Requirements = From the entries below, count every line that contains the word "wallets". Please give the number and nothing else.

Records shown =
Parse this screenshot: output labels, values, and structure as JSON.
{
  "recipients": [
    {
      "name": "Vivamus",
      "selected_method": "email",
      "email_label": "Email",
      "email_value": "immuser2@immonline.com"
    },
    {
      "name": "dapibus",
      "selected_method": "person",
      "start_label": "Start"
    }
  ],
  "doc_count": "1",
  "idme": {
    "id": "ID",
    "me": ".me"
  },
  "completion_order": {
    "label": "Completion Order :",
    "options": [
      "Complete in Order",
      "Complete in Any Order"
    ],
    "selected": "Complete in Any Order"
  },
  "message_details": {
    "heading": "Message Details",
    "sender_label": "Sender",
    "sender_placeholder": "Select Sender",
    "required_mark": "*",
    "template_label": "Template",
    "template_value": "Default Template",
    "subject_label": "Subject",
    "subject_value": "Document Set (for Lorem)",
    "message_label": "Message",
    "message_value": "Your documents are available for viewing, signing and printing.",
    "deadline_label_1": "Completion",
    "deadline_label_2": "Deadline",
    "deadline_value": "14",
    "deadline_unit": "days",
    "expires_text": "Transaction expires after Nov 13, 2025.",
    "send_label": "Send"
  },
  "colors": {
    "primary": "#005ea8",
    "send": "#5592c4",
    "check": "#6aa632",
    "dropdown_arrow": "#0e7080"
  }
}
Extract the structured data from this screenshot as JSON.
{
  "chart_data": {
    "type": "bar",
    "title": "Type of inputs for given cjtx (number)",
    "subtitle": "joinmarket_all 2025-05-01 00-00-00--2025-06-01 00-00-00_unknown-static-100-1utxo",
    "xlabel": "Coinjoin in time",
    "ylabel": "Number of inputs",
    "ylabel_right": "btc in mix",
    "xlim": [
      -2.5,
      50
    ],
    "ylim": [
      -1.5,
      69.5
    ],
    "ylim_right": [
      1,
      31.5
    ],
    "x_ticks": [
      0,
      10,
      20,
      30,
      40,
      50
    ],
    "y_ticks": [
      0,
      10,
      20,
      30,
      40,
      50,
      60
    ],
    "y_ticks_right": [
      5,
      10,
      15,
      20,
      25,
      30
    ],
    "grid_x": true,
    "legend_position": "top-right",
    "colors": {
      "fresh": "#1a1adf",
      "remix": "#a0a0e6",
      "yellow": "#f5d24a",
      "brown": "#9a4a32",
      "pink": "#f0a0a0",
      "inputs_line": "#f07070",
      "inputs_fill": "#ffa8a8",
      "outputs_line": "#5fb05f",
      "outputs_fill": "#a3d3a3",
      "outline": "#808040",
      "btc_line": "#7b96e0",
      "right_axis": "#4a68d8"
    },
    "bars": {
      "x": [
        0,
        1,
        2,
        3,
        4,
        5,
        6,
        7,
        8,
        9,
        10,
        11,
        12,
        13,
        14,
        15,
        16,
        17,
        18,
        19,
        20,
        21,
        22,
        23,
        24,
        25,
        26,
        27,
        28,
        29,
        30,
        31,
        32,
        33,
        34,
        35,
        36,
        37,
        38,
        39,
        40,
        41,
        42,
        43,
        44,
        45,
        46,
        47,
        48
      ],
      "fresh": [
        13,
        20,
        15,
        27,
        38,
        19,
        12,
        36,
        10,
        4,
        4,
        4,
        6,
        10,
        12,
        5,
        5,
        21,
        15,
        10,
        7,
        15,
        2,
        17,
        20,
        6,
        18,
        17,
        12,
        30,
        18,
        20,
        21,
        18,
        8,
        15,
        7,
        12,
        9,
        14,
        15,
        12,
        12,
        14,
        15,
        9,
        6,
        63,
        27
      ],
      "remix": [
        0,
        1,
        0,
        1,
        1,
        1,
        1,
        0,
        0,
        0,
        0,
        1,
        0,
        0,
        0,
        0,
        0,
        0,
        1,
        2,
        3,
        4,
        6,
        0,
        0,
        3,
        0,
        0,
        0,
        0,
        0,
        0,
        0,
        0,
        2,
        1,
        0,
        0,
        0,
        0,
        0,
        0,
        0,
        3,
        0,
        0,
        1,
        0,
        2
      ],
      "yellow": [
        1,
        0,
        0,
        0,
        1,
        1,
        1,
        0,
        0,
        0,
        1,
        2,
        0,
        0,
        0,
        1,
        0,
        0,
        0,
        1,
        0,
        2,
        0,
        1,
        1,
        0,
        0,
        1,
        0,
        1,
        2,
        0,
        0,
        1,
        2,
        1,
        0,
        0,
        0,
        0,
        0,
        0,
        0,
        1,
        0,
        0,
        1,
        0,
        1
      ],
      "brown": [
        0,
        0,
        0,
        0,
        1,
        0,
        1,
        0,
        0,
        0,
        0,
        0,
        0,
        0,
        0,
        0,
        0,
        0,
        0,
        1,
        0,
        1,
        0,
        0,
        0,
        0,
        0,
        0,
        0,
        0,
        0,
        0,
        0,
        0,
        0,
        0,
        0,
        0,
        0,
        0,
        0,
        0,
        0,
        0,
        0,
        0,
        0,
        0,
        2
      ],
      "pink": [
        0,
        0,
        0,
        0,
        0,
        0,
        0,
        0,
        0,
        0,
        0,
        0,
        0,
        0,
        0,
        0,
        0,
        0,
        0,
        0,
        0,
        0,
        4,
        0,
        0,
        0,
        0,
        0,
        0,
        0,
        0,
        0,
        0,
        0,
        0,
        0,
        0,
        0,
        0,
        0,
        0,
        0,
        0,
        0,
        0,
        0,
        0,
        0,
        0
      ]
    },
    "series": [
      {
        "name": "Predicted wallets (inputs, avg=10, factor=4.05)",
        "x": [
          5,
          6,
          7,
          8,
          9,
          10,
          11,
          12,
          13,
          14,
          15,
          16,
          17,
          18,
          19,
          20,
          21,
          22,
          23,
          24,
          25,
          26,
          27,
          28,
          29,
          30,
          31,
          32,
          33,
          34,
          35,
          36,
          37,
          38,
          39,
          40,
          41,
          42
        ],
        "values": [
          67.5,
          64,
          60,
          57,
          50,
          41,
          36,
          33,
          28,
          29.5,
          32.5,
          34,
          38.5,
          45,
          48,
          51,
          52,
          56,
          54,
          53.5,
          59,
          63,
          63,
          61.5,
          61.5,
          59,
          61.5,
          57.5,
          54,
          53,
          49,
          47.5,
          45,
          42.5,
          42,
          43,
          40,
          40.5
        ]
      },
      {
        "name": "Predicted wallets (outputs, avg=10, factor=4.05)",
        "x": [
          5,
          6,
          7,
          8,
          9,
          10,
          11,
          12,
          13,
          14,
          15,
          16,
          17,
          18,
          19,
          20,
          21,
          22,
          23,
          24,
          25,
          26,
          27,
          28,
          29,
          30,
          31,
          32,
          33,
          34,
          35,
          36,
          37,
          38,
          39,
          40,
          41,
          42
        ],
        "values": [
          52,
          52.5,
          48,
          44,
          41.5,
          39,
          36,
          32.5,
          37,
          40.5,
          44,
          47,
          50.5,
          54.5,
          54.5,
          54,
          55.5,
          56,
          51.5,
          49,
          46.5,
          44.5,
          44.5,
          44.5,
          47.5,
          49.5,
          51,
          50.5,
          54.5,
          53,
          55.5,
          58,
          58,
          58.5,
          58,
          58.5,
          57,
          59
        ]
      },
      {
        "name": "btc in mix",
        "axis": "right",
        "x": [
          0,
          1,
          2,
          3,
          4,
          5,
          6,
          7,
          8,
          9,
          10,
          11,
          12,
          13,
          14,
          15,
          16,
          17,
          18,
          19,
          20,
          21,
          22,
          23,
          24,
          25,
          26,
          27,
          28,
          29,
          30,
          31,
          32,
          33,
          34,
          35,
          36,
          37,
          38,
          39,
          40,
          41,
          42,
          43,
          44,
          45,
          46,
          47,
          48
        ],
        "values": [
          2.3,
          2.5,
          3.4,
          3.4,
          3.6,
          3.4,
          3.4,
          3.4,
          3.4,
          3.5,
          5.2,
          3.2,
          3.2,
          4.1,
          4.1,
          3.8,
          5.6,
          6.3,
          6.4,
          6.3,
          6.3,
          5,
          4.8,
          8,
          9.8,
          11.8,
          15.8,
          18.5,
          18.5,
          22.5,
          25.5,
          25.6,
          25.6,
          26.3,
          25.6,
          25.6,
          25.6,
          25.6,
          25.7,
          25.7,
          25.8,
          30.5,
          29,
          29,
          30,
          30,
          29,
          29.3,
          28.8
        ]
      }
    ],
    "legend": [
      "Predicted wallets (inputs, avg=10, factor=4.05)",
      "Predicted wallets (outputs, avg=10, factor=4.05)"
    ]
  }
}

Exercise answer = 4